> _WHAT IS BEING ASKED_:
Write out the listing below exactly, and omit any images you find in it.

Extracted data entries
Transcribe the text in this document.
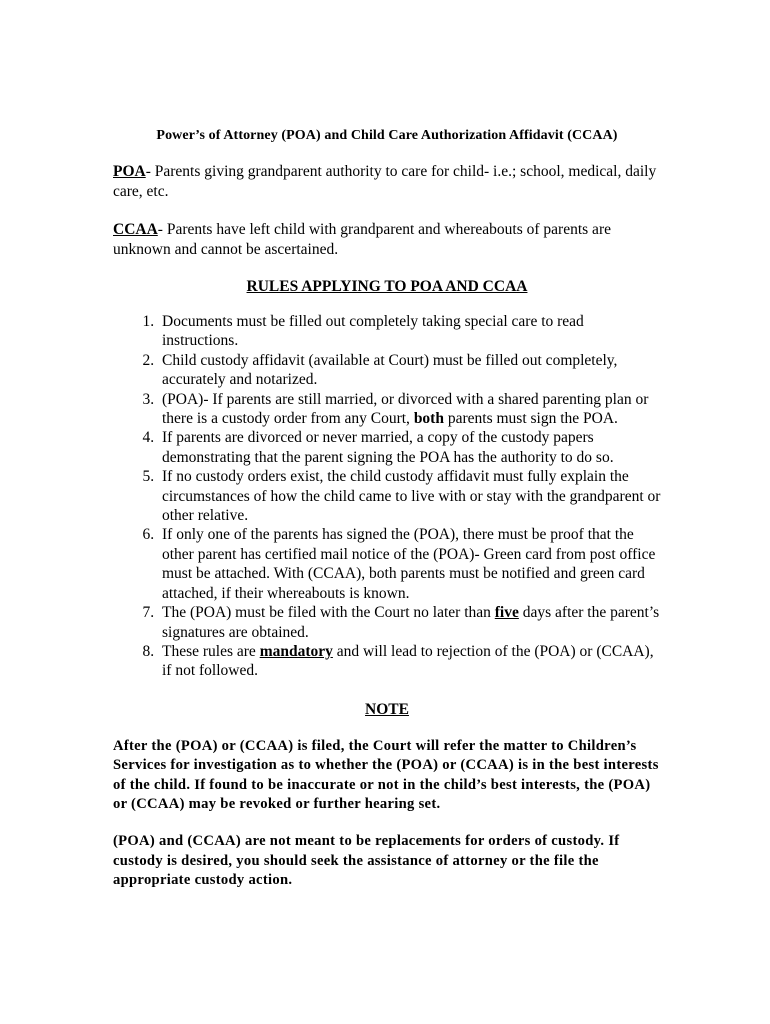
Power’s of Attorney (POA) and Child Care Authorization Affidavit (CCAA)

POA- Parents giving grandparent authority to care for child- i.e.; school, medical, daily care, etc.

CCAA- Parents have left child with grandparent and whereabouts of parents are unknown and cannot be ascertained.

RULES APPLYING TO POA AND CCAA
1. Documents must be filled out completely taking special care to read instructions.
2. Child custody affidavit (available at Court) must be filled out completely, accurately and notarized.
3. (POA)- If parents are still married, or divorced with a shared parenting plan or there is a custody order from any Court, both parents must sign the POA.
4. If parents are divorced or never married, a copy of the custody papers demonstrating that the parent signing the POA has the authority to do so.
5. If no custody orders exist, the child custody affidavit must fully explain the circumstances of how the child came to live with or stay with the grandparent or other relative.
6. If only one of the parents has signed the (POA), there must be proof that the other parent has certified mail notice of the (POA)- Green card from post office must be attached. With (CCAA), both parents must be notified and green card attached, if their whereabouts is known.
7. The (POA) must be filed with the Court no later than five days after the parent’s signatures are obtained.
8. These rules are mandatory and will lead to rejection of the (POA) or (CCAA), if not followed.
NOTE

After the (POA) or (CCAA) is filed, the Court will refer the matter to Children’s Services for investigation as to whether the (POA) or (CCAA) is in the best interests of the child. If found to be inaccurate or not in the child’s best interests, the (POA) or (CCAA) may be revoked or further hearing set.

(POA) and (CCAA) are not meant to be replacements for orders of custody. If custody is desired, you should seek the assistance of attorney or the file the appropriate custody action.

> _THE OUTPUT_:
Transcribe the text in this document.
Power’s of Attorney (POA) and Child Care Authorization Affidavit (CCAA)

POA- Parents giving grandparent authority to care for child- i.e.; school, medical, daily care, etc.

CCAA- Parents have left child with grandparent and whereabouts of parents are unknown and cannot be ascertained.

RULES APPLYING TO POA AND CCAA
1. Documents must be filled out completely taking special care to read instructions.
2. Child custody affidavit (available at Court) must be filled out completely, accurately and notarized.
3. (POA)- If parents are still married, or divorced with a shared parenting plan or there is a custody order from any Court, both parents must sign the POA.
4. If parents are divorced or never married, a copy of the custody papers demonstrating that the parent signing the POA has the authority to do so.
5. If no custody orders exist, the child custody affidavit must fully explain the circumstances of how the child came to live with or stay with the grandparent or other relative.
6. If only one of the parents has signed the (POA), there must be proof that the other parent has certified mail notice of the (POA)- Green card from post office must be attached. With (CCAA), both parents must be notified and green card attached, if their whereabouts is known.
7. The (POA) must be filed with the Court no later than five days after the parent’s signatures are obtained.
8. These rules are mandatory and will lead to rejection of the (POA) or (CCAA), if not followed.
NOTE

After the (POA) or (CCAA) is filed, the Court will refer the matter to Children’s Services for investigation as to whether the (POA) or (CCAA) is in the best interests of the child. If found to be inaccurate or not in the child’s best interests, the (POA) or (CCAA) may be revoked or further hearing set.

(POA) and (CCAA) are not meant to be replacements for orders of custody. If custody is desired, you should seek the assistance of attorney or the file the appropriate custody action.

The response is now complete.